== Anforderung ==
Geben Sie an, mit welchem Medikament die Forscher Anoro Ellipta laut dem Text über Inhalationsmedikamente in Studien vor allem verglichen.

== Vorliegender Text ==
^^^^^^^^^^^^^^^^

Verglichen mit älteren Medikamenten konnte Ultibro Breezhaler auch die Lebensqualität der Patienten nicht verbessern. Die Nebenwirkungen waren Husten, trockener Mund, Kopfschmerzen sowie Infektion der Atemwege.
Anoro Ellipta von GlaxoSmith Kline ist ebenfalls eine Kombination von zwei Wirkstoffen, die lange wirken sollen. Auch dieses Medikament müssen Patienten nur einmal im Tag inhalieren. In Studien verglichen die Forscher das Medikament vor allem mit dem älteren und häufig verschriebenen Spiriva. Für den Patienten messbare Vorteile ergaben sich aber nicht. Zudem verhinderte Spiriva Schübe besser als Anoro Ellipta.
Nebenwirkungen der Kombination sind Infektion der oberen Atemwege, Husten, Schnupfen, Harnwegsinfekte.
Physiotherapie und Bewegung helfen
Die «Pharma-Kritik» warnt zudem davor, dass Patienten, die nur einen Wirkstoff benötigen, ein Kombi-Präparat verschrieben wird: «Sie müssen ohne Zusatznutzen das Risiko für mehr Nebenwirkungen in Kauf nehmen.» Ausserdem sei nicht auszuschliessen, dass sich die Nebenwirkungen auf das Herz-Kreislauf-System durch die Kombination zweier Wirkstoffe verstärken (siehe Ausgabe 11/2013).
Kommt dazu: Die Mittel haben keinen Einfluss auf das Fortschreiten der Krankheit. Der Freiburger Jean-Pierre Zellweger, emeritierter Lungenarzt und Experte für Raucherentwöhnung, sagt: «Kein Medikament kann Lungengewebe ersetzen, das durch Rauchen zerstört oder sogar verschwunden ist.»
Das Wichtigste für Patienten ist der Rauchstopp. Dann gelangen keine Rauchpartikel mehr in die Lunge, die das Voranschreiten der Krankheit begünstigen (siehe Unten).

^^^^^^^^^^^^^^^^

== Erfasste Daten ==
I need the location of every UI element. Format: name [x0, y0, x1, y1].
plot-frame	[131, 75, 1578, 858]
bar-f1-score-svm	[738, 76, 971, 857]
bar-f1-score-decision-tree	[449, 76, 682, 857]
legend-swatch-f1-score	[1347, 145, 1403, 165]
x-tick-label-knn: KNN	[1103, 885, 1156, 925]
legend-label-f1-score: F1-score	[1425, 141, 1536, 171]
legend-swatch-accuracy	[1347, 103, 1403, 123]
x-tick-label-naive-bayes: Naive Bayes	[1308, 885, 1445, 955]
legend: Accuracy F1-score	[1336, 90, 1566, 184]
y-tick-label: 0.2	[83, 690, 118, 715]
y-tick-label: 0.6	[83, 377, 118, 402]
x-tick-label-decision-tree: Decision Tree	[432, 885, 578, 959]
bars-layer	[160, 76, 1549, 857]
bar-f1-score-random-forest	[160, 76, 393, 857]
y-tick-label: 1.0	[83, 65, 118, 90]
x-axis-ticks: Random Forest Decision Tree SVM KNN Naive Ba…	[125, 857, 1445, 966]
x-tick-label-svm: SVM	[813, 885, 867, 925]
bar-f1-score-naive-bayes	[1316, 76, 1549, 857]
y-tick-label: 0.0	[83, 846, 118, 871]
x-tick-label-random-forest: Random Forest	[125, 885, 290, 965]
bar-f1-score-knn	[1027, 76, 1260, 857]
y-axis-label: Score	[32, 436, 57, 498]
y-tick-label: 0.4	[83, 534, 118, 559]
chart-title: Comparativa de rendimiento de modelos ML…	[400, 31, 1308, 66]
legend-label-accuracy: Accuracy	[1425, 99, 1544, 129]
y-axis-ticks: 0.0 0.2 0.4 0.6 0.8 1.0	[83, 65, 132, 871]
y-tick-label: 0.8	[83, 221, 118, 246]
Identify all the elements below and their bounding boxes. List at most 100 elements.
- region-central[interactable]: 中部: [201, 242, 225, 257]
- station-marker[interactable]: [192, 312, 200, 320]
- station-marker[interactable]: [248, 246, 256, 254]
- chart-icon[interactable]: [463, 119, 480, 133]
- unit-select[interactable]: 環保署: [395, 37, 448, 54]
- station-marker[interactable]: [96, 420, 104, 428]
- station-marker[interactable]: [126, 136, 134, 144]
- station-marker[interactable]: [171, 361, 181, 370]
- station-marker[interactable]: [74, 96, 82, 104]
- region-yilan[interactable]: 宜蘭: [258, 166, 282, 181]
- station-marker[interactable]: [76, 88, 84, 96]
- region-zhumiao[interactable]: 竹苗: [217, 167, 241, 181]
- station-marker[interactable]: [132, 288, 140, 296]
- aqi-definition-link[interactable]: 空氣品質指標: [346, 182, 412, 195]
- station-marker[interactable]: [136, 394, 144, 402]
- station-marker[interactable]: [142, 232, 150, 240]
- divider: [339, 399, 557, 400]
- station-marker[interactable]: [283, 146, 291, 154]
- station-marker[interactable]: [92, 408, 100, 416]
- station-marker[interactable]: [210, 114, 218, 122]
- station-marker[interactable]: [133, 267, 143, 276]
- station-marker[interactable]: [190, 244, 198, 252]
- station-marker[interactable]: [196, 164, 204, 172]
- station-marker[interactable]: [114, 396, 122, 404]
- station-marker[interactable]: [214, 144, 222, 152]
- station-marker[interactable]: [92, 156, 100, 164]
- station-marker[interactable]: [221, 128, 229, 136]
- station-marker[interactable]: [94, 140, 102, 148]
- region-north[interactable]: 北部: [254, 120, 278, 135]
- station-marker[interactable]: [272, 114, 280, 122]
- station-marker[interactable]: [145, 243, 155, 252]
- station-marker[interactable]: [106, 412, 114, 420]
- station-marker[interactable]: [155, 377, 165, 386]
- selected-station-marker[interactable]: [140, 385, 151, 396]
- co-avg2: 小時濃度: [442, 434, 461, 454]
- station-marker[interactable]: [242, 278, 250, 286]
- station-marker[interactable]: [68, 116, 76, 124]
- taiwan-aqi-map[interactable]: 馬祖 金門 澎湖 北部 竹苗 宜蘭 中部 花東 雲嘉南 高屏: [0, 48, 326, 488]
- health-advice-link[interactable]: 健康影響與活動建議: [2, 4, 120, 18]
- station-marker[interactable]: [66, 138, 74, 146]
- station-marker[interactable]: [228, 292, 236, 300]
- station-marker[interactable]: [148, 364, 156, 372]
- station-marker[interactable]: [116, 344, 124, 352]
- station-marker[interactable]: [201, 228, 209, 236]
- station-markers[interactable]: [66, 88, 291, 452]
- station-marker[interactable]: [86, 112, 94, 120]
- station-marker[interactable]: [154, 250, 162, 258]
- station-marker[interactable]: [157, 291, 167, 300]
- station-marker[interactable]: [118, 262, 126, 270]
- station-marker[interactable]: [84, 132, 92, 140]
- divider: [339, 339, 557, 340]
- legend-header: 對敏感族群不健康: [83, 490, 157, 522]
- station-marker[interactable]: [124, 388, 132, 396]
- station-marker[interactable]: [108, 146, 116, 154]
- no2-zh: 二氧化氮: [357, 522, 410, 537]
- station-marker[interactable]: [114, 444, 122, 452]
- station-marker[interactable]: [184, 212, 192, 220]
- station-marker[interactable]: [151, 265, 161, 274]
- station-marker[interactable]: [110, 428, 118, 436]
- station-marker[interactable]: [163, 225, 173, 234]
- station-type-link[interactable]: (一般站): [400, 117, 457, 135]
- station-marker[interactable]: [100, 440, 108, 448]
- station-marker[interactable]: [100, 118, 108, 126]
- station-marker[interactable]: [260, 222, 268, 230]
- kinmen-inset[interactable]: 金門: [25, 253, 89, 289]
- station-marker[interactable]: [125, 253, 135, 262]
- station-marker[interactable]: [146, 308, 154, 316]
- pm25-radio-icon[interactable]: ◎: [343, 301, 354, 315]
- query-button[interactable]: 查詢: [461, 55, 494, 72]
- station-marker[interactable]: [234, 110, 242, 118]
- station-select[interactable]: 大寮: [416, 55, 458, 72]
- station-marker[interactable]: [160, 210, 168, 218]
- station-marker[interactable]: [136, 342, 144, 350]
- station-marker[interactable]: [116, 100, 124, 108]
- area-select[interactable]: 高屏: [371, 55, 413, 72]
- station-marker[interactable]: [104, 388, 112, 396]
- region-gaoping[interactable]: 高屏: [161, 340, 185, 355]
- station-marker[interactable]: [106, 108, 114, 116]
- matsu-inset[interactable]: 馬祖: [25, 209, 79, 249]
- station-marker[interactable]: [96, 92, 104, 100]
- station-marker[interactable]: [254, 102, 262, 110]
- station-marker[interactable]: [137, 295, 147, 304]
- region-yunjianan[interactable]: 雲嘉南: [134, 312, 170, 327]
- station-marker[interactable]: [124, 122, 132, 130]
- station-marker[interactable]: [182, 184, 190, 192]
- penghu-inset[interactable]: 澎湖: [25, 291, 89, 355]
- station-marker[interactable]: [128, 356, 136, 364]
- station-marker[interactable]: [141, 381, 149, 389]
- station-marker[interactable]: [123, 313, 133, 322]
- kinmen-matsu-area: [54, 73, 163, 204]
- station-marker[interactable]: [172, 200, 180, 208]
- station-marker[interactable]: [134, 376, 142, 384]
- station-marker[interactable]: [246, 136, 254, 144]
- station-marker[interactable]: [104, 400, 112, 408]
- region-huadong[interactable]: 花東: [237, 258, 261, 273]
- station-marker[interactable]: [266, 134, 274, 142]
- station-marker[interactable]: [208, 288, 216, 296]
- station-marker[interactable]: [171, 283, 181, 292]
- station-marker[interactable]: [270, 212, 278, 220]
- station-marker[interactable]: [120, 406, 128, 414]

^^^^^^^^^^^^^^^^

== Ergebnis der Aufgabe ==
Mit dem älteren und häufig verschriebenen Spiriva.